● **TO DO**
Extract all lines that hold the string "مصدر".

[start TASK MATERIAL]

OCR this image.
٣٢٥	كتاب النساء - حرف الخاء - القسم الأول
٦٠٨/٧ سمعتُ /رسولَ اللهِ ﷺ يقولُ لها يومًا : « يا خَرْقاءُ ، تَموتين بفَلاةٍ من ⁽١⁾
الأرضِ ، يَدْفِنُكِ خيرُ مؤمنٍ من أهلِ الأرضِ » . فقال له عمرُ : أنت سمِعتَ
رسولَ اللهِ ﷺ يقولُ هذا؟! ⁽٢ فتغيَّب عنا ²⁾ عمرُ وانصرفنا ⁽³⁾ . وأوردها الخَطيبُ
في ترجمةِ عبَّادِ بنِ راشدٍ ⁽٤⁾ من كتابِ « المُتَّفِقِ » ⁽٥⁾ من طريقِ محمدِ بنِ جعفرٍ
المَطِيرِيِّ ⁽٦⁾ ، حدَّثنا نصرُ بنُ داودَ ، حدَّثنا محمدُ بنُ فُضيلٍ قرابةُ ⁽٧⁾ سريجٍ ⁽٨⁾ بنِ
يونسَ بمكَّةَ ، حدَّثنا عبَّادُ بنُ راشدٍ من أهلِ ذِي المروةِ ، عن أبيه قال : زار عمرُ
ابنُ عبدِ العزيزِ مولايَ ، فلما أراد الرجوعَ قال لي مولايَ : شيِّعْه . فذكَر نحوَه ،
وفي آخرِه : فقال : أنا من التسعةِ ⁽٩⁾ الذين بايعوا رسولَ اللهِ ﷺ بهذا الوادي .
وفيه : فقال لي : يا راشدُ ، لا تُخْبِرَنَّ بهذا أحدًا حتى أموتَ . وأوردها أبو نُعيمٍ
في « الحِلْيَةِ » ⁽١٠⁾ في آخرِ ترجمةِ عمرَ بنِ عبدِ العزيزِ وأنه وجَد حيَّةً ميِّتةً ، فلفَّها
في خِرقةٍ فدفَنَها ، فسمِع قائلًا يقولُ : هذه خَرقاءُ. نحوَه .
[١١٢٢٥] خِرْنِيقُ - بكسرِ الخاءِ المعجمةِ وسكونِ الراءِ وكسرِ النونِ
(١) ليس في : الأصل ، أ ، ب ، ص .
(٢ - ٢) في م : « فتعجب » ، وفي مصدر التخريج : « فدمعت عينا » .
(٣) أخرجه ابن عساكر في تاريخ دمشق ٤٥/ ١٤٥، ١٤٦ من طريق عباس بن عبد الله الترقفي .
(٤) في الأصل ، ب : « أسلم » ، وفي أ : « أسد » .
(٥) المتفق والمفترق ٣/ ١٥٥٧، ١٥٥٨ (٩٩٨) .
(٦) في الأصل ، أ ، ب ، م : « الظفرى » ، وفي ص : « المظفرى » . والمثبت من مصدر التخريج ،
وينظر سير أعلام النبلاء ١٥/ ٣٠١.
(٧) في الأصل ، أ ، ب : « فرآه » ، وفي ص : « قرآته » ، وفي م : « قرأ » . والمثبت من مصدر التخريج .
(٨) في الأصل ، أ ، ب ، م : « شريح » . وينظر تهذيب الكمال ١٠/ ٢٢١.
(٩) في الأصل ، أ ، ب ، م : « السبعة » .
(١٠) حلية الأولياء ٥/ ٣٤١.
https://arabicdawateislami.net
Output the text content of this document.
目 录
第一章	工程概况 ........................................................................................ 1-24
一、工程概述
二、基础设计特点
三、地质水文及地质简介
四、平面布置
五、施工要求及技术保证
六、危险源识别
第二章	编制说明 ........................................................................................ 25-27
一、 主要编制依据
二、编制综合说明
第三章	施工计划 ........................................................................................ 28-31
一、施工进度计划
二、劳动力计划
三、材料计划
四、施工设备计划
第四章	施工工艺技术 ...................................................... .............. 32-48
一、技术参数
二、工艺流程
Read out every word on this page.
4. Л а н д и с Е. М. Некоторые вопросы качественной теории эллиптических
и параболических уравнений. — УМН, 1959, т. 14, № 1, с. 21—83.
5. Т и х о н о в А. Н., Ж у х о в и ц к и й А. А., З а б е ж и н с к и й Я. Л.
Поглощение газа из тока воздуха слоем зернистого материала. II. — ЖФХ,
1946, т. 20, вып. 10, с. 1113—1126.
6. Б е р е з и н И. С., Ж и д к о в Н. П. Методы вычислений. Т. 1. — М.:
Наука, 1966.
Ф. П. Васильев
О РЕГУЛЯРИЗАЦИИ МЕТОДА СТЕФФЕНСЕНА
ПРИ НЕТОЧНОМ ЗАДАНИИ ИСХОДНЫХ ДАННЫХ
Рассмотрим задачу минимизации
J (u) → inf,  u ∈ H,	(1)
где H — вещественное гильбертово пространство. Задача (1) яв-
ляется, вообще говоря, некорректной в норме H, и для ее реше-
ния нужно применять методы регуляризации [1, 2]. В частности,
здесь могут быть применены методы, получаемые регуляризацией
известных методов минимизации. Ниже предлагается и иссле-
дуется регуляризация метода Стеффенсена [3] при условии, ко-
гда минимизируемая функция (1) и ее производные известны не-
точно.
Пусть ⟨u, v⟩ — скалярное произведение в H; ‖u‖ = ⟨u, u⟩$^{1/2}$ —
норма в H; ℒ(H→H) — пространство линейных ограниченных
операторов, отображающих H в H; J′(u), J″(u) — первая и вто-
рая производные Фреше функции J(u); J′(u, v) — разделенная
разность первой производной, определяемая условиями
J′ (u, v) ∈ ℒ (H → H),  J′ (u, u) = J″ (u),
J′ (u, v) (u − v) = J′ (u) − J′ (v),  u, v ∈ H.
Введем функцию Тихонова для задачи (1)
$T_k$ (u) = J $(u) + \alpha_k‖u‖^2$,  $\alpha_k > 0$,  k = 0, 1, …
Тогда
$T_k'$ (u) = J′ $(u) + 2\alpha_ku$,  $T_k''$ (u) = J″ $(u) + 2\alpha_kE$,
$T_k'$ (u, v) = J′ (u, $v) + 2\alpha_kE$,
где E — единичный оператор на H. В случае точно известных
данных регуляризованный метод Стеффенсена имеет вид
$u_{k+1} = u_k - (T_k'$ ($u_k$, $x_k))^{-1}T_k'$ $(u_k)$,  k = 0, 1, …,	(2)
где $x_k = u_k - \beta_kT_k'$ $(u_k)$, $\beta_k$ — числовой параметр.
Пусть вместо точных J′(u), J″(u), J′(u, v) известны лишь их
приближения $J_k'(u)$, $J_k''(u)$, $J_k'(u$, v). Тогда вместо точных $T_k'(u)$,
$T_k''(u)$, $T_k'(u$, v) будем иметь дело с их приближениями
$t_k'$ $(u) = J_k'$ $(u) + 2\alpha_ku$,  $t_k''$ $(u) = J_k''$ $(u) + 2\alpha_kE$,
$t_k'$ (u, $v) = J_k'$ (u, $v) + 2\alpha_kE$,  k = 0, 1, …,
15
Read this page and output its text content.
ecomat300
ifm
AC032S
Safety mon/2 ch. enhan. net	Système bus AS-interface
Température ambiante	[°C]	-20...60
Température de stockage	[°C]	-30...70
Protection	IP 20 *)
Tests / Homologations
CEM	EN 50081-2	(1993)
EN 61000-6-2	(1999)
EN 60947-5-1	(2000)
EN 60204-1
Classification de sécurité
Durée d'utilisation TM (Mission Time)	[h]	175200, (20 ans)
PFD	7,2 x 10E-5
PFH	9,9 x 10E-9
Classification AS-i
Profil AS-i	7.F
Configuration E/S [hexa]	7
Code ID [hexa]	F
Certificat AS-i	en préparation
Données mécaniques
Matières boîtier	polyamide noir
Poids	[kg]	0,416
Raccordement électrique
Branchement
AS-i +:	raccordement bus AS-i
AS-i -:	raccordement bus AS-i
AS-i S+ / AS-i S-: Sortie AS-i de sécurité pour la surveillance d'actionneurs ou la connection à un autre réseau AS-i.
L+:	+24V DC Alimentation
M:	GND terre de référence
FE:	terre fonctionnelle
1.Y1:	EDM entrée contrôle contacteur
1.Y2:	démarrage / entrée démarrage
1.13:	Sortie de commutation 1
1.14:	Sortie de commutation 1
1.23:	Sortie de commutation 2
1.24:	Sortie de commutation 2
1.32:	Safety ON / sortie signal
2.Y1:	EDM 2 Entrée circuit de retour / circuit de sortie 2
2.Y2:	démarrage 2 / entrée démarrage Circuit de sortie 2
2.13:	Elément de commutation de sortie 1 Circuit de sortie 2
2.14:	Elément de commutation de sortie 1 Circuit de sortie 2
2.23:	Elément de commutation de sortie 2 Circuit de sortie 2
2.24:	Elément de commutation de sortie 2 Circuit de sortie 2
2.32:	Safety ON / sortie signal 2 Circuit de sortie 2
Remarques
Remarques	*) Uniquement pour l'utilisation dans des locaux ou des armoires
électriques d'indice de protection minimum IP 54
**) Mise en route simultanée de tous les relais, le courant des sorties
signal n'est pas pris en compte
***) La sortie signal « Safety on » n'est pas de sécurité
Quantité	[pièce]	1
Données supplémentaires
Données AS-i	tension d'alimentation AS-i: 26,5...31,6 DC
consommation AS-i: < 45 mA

[end TASK MATERIAL]

● **FINAL RESULT**
(٢ - ٢) في م : « فتعجب » ، وفي مصدر التخريج : « فدمعت عينا » .
(٦) في الأصل ، أ ، ب ، م : « الظفرى » ، وفي ص : « المظفرى » . والمثبت من مصدر التخريج ،
(٧) في الأصل ، أ ، ب : « فرآه » ، وفي ص : « قرآته » ، وفي م : « قرأ » . والمثبت من مصدر التخريج .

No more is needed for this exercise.